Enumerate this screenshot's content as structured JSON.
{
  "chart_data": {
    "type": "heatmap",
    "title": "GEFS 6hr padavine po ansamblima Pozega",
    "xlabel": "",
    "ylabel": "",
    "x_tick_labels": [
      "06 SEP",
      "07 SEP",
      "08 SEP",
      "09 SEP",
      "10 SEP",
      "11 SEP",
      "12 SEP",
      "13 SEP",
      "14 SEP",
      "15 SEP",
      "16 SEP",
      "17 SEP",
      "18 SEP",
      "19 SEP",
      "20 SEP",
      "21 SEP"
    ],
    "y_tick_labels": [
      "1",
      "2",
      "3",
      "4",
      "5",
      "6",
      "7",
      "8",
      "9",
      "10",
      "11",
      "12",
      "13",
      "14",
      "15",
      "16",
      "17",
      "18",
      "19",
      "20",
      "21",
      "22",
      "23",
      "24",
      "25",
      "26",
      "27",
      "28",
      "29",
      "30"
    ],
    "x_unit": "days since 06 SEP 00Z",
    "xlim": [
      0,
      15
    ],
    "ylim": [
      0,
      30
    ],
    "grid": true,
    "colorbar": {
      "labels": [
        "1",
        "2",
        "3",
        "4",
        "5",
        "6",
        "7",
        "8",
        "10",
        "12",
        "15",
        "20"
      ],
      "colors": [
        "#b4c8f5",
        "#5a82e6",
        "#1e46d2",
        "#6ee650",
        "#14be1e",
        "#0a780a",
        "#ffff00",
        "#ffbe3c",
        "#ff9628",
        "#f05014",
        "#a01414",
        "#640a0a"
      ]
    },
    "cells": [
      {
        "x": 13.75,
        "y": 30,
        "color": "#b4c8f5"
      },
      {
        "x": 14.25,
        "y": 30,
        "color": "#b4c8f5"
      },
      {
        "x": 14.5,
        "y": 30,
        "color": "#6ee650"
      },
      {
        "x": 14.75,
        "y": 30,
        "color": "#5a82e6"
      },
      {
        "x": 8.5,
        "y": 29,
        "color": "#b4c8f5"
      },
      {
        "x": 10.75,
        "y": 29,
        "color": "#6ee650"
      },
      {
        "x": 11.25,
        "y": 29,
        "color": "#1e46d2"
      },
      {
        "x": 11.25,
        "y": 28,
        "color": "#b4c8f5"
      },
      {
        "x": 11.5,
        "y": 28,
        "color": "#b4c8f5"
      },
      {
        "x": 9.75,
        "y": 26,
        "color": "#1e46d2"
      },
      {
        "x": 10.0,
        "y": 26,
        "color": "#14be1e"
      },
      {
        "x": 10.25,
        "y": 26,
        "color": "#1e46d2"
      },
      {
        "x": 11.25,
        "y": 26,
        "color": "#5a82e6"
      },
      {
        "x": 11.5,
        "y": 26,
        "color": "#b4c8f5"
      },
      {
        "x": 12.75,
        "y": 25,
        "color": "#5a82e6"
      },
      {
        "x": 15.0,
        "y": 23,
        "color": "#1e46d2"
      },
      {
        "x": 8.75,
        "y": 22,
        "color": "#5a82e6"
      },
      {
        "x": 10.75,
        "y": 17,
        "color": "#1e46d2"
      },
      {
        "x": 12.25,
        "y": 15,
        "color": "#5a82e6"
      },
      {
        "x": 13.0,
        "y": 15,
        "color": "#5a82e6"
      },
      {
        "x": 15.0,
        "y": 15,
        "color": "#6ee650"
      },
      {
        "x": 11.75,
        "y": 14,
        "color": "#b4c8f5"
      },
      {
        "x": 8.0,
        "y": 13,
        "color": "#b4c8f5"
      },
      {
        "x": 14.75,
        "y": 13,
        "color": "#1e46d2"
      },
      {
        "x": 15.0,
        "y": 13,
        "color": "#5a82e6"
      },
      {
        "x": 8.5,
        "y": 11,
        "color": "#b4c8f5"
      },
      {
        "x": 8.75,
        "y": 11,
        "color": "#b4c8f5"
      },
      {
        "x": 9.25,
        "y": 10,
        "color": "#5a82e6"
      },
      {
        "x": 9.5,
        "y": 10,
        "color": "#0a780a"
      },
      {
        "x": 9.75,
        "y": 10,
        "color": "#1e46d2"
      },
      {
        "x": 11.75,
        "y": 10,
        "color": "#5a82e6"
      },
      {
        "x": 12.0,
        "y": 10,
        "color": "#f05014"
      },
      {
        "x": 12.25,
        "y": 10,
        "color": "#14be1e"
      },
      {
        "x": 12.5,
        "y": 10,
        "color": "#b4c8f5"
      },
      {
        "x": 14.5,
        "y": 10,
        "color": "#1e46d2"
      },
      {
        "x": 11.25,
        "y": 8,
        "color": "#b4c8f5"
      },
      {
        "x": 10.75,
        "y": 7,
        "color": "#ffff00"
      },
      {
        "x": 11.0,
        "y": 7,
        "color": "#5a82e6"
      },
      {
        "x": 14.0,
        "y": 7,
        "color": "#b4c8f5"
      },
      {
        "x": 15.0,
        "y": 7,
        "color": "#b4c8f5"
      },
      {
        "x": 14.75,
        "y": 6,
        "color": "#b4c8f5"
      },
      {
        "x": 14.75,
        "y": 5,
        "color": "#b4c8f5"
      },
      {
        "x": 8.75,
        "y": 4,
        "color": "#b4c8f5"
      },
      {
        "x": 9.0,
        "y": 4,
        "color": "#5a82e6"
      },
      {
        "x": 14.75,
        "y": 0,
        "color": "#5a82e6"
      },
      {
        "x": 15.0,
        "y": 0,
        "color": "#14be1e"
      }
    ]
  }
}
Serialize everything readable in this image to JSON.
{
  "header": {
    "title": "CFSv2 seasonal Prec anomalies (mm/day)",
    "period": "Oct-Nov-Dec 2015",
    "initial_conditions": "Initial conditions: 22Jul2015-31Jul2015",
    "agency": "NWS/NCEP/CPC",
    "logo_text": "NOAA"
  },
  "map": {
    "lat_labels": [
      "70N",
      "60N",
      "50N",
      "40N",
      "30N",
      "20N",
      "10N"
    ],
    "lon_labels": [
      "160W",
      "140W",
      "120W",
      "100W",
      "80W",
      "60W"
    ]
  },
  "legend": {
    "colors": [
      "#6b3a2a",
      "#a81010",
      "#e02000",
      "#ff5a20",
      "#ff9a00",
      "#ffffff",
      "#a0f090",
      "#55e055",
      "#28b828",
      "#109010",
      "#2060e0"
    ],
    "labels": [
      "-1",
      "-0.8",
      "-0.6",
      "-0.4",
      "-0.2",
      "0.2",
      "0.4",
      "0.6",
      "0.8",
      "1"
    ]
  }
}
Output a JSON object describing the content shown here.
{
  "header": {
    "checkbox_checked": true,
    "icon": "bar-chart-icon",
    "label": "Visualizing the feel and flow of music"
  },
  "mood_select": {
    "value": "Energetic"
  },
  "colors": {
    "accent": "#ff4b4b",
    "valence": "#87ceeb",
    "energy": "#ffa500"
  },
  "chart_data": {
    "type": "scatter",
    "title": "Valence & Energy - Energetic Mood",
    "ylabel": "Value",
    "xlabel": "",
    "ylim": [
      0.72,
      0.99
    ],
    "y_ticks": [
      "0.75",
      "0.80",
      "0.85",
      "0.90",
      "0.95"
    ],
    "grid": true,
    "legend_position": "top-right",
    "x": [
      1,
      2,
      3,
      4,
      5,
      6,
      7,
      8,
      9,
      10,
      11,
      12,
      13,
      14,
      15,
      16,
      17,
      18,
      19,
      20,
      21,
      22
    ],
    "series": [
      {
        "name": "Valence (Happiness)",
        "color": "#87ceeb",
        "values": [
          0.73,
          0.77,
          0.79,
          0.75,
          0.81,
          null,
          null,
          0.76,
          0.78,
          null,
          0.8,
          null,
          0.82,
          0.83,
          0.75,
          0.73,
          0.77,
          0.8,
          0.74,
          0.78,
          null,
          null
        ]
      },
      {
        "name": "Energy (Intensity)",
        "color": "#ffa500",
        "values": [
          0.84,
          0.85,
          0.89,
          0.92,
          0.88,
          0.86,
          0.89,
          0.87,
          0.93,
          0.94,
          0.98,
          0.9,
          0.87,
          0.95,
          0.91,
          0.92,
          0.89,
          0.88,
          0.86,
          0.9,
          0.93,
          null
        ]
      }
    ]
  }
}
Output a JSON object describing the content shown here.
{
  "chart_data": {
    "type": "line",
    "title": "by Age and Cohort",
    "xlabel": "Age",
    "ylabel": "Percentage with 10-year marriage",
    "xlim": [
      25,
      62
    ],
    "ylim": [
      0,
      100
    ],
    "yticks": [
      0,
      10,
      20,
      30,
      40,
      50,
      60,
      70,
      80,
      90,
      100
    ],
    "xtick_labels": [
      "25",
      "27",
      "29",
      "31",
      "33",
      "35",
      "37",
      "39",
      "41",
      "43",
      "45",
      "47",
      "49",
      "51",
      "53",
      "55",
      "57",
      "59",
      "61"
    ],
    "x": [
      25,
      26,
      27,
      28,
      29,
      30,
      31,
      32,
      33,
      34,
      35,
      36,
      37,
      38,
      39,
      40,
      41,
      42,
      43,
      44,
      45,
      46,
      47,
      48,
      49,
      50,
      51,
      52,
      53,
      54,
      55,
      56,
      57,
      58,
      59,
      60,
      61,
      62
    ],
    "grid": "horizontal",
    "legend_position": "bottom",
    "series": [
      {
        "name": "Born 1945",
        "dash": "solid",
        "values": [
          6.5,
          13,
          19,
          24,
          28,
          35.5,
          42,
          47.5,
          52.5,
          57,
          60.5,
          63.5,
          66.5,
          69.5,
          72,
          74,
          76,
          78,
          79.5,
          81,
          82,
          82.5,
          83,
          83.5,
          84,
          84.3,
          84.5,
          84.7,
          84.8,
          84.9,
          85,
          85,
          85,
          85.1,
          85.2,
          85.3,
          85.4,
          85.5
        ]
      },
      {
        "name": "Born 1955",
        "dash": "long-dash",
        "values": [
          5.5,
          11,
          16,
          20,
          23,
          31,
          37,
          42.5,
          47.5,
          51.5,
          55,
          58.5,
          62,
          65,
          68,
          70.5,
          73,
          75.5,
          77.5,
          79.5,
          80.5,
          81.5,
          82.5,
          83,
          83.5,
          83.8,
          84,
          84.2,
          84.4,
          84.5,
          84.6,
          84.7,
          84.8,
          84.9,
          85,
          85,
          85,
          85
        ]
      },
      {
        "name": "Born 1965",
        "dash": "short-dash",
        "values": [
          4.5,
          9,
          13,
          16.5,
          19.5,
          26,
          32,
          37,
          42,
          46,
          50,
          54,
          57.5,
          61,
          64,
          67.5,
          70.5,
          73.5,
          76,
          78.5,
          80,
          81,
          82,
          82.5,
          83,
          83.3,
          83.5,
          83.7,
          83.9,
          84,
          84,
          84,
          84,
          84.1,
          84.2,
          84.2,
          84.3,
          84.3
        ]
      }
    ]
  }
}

========================================

THE REQUEST:
Examine the records and pull out every line where the string "type" occurs.

EXERCISE OUTPUT:
    "type": "heatmap",
    "type": "scatter",
    "type": "line",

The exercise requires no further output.